Exercise requirements.
Gather all lines with "gadiiing" from the records.

Dataset.
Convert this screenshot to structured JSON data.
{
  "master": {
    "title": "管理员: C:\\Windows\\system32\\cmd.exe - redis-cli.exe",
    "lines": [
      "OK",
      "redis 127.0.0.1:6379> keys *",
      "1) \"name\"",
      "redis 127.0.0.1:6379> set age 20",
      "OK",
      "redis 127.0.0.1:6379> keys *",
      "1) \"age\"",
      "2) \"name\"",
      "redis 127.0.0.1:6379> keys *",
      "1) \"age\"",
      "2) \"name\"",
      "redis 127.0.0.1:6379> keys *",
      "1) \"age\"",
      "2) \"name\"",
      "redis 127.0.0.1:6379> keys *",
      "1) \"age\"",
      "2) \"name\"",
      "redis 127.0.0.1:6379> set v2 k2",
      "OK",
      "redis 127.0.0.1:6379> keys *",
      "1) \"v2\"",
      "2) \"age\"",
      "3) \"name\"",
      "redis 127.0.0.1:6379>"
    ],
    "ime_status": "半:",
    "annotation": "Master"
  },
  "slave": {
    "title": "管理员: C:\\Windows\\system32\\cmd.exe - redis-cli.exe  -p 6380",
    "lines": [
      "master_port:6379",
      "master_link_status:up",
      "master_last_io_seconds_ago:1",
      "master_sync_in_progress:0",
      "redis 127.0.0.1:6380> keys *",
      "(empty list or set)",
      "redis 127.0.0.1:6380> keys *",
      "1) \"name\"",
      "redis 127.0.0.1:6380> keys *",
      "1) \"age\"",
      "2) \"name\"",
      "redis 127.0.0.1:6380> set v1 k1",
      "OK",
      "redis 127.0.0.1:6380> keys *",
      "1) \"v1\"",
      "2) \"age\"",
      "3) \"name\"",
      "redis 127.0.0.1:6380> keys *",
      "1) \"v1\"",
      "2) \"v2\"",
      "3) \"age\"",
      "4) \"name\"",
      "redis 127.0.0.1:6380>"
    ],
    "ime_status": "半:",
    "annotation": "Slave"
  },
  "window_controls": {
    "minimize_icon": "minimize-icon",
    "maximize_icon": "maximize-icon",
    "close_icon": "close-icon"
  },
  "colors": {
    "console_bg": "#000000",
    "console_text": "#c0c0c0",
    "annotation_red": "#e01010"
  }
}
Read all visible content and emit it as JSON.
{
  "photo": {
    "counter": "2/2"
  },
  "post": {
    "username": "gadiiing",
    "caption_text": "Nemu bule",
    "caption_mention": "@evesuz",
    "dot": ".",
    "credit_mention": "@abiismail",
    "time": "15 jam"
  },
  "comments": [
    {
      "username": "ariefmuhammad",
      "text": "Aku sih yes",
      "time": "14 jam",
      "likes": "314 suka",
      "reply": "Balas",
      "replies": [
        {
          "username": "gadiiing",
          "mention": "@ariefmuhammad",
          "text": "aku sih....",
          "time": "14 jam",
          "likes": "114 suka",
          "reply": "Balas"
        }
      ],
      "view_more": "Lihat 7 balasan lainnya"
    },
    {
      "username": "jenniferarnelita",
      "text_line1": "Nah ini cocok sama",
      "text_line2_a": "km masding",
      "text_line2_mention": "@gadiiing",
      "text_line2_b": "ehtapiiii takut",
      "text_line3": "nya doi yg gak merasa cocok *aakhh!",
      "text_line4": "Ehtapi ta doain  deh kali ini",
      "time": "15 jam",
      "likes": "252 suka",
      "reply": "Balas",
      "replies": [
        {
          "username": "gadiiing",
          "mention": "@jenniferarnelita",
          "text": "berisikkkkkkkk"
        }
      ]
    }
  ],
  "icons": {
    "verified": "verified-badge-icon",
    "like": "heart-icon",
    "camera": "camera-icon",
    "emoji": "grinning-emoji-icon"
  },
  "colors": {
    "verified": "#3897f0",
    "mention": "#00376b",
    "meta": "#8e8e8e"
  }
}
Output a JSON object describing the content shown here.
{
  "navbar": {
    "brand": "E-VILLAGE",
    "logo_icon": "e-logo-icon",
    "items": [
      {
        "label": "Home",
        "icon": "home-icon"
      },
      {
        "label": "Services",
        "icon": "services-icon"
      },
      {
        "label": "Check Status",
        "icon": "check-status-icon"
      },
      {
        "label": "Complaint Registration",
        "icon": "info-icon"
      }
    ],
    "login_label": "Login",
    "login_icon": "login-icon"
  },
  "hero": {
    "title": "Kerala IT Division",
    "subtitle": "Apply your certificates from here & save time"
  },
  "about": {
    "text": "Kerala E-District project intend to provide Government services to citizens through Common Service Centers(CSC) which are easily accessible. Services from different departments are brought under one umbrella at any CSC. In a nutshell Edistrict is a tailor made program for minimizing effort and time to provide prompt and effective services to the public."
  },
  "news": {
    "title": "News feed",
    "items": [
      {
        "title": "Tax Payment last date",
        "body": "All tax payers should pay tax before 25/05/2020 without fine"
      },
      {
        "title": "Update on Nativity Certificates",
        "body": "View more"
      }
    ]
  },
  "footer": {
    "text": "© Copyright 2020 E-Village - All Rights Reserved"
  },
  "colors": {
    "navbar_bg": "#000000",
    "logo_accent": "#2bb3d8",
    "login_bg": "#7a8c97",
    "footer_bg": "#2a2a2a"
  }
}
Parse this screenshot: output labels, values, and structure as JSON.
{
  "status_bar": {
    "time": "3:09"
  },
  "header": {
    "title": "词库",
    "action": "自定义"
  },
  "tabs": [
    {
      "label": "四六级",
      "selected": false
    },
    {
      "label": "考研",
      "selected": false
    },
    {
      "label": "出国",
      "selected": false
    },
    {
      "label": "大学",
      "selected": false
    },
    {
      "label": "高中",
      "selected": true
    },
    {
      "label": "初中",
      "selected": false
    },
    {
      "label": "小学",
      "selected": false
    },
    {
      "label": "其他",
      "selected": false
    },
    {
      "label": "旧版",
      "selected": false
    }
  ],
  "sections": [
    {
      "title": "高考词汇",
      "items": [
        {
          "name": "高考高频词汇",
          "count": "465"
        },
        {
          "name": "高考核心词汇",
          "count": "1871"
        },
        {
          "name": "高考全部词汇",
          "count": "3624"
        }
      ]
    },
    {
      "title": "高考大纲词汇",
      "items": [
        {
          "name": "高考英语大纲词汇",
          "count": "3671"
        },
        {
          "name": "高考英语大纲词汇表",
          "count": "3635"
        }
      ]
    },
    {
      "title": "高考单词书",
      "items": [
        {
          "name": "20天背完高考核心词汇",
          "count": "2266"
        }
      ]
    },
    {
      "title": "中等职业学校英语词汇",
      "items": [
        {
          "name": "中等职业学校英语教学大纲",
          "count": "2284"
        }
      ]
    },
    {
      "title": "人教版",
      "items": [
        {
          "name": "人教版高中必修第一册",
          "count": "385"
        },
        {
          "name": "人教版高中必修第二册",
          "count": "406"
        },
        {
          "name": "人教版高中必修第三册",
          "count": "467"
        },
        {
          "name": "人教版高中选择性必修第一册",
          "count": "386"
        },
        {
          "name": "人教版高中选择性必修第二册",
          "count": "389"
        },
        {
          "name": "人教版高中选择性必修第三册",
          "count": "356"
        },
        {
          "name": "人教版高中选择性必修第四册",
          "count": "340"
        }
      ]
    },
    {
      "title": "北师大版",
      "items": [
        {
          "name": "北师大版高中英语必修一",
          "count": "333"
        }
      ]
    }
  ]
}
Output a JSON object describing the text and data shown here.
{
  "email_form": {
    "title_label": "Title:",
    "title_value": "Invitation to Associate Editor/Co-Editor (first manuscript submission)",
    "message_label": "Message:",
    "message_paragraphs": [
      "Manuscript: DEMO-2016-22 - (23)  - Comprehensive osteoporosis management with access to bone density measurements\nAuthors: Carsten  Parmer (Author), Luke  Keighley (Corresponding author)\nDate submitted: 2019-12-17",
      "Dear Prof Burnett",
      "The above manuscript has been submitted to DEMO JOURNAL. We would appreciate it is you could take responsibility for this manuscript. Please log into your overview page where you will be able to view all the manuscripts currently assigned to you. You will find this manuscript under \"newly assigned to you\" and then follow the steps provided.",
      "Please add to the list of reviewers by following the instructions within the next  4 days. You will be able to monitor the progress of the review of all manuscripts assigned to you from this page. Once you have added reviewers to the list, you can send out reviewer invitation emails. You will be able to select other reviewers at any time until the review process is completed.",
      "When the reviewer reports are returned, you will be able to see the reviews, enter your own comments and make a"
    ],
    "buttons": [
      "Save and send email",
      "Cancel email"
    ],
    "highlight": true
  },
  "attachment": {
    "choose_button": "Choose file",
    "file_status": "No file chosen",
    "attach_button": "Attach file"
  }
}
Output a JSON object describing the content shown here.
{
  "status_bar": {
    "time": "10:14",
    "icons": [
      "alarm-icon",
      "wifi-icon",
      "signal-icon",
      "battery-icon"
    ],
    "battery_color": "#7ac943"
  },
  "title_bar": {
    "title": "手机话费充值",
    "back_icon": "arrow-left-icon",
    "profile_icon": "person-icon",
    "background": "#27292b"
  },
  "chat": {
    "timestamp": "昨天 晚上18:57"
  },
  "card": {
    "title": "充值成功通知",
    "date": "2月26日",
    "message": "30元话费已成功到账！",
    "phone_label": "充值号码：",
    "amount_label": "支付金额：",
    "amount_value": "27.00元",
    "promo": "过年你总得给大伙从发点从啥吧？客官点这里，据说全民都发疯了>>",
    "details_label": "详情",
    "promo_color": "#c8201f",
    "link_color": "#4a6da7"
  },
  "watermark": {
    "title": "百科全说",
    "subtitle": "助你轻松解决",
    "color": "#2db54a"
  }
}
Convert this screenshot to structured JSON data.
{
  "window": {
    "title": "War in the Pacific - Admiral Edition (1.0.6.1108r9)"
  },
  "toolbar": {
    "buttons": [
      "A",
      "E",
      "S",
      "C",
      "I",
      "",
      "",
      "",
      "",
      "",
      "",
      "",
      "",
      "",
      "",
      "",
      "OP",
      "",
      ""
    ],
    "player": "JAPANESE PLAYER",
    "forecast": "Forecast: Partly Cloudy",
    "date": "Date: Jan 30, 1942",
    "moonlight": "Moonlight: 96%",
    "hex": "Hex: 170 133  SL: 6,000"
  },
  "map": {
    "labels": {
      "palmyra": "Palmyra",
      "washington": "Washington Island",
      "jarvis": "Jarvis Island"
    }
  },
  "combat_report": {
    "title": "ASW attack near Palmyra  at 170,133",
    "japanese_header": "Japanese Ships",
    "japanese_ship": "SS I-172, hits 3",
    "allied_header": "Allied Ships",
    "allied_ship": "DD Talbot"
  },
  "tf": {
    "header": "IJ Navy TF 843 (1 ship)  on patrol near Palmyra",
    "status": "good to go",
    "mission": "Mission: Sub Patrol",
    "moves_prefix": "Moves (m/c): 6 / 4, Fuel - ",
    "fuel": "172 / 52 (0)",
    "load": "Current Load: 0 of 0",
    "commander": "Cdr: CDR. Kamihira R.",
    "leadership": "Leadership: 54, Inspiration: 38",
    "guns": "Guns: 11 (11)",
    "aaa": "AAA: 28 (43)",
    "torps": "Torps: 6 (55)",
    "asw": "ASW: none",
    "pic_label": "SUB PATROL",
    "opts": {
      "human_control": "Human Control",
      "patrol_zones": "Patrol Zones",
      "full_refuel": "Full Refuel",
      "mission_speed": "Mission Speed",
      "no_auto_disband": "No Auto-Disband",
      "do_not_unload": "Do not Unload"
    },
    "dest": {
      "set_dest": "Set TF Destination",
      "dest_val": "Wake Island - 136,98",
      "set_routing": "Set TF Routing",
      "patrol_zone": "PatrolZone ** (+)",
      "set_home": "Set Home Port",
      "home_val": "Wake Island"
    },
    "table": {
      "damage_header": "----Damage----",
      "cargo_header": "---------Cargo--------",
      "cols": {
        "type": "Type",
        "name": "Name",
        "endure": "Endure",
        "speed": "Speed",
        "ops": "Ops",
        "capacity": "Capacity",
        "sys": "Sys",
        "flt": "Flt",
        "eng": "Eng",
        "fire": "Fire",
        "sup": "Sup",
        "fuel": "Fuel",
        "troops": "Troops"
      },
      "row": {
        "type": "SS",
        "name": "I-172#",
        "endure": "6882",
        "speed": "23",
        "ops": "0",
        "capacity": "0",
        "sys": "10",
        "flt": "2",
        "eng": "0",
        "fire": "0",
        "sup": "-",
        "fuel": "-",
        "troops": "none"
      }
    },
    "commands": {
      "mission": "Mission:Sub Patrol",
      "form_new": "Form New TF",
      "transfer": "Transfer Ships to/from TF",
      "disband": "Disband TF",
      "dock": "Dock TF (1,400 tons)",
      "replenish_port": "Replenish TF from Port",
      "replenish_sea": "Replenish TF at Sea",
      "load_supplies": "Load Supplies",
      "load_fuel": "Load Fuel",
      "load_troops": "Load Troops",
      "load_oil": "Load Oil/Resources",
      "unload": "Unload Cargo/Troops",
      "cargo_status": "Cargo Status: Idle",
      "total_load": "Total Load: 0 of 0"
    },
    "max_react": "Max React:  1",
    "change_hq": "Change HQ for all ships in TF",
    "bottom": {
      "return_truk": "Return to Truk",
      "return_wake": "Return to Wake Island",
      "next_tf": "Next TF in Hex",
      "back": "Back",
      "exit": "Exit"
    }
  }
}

Worked answer.
    "username": "gadiiing",
          "username": "gadiiing",
      "text_line2_mention": "@gadiiing",
          "username": "gadiiing",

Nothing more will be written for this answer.